Given data:
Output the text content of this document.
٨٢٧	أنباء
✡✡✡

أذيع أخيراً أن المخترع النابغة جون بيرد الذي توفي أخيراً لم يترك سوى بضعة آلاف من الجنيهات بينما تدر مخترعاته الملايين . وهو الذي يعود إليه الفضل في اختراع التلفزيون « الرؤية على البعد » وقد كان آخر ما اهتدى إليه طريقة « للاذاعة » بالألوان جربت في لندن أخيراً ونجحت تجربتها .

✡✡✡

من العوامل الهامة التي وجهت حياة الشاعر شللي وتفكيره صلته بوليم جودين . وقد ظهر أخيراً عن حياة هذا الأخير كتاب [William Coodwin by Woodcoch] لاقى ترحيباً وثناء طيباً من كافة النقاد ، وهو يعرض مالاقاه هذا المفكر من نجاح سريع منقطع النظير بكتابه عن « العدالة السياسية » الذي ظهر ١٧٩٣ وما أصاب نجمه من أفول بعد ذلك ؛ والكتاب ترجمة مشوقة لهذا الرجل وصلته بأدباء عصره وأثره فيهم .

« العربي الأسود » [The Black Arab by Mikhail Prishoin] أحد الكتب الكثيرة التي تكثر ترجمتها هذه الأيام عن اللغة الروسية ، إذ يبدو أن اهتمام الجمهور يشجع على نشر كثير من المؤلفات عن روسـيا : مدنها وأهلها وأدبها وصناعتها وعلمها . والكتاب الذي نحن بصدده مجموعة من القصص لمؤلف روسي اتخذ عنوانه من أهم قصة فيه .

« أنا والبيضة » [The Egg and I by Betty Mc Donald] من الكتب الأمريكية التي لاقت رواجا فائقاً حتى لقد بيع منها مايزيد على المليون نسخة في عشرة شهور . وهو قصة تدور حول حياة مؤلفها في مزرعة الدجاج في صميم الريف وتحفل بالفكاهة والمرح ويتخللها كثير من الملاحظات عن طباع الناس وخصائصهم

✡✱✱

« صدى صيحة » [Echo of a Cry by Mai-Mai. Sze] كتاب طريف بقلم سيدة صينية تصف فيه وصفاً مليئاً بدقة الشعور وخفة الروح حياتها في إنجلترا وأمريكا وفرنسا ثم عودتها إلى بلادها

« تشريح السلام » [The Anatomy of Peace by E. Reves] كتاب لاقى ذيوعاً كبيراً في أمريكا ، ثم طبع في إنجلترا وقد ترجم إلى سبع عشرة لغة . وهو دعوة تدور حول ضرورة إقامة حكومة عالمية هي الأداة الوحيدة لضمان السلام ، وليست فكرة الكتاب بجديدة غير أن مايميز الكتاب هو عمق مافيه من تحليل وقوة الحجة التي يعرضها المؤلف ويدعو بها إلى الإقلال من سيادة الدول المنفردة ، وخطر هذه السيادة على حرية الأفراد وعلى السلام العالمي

Task brief: Every entry must be output again, exactly as written above.

Final answer:
Output the text content of this document.
٨٢٧	أنباء
✡✡✡

أذيع أخيراً أن المخترع النابغة جون بيرد الذي توفي أخيراً لم يترك سوى بضعة آلاف من الجنيهات بينما تدر مخترعاته الملايين . وهو الذي يعود إليه الفضل في اختراع التلفزيون « الرؤية على البعد » وقد كان آخر ما اهتدى إليه طريقة « للاذاعة » بالألوان جربت في لندن أخيراً ونجحت تجربتها .

✡✡✡

من العوامل الهامة التي وجهت حياة الشاعر شللي وتفكيره صلته بوليم جودين . وقد ظهر أخيراً عن حياة هذا الأخير كتاب [William Coodwin by Woodcoch] لاقى ترحيباً وثناء طيباً من كافة النقاد ، وهو يعرض مالاقاه هذا المفكر من نجاح سريع منقطع النظير بكتابه عن « العدالة السياسية » الذي ظهر ١٧٩٣ وما أصاب نجمه من أفول بعد ذلك ؛ والكتاب ترجمة مشوقة لهذا الرجل وصلته بأدباء عصره وأثره فيهم .

« العربي الأسود » [The Black Arab by Mikhail Prishoin] أحد الكتب الكثيرة التي تكثر ترجمتها هذه الأيام عن اللغة الروسية ، إذ يبدو أن اهتمام الجمهور يشجع على نشر كثير من المؤلفات عن روسـيا : مدنها وأهلها وأدبها وصناعتها وعلمها . والكتاب الذي نحن بصدده مجموعة من القصص لمؤلف روسي اتخذ عنوانه من أهم قصة فيه .

« أنا والبيضة » [The Egg and I by Betty Mc Donald] من الكتب الأمريكية التي لاقت رواجا فائقاً حتى لقد بيع منها مايزيد على المليون نسخة في عشرة شهور . وهو قصة تدور حول حياة مؤلفها في مزرعة الدجاج في صميم الريف وتحفل بالفكاهة والمرح ويتخللها كثير من الملاحظات عن طباع الناس وخصائصهم

✡✱✱

« صدى صيحة » [Echo of a Cry by Mai-Mai. Sze] كتاب طريف بقلم سيدة صينية تصف فيه وصفاً مليئاً بدقة الشعور وخفة الروح حياتها في إنجلترا وأمريكا وفرنسا ثم عودتها إلى بلادها

« تشريح السلام » [The Anatomy of Peace by E. Reves] كتاب لاقى ذيوعاً كبيراً في أمريكا ، ثم طبع في إنجلترا وقد ترجم إلى سبع عشرة لغة . وهو دعوة تدور حول ضرورة إقامة حكومة عالمية هي الأداة الوحيدة لضمان السلام ، وليست فكرة الكتاب بجديدة غير أن مايميز الكتاب هو عمق مافيه من تحليل وقوة الحجة التي يعرضها المؤلف ويدعو بها إلى الإقلال من سيادة الدول المنفردة ، وخطر هذه السيادة على حرية الأفراد وعلى السلام العالمي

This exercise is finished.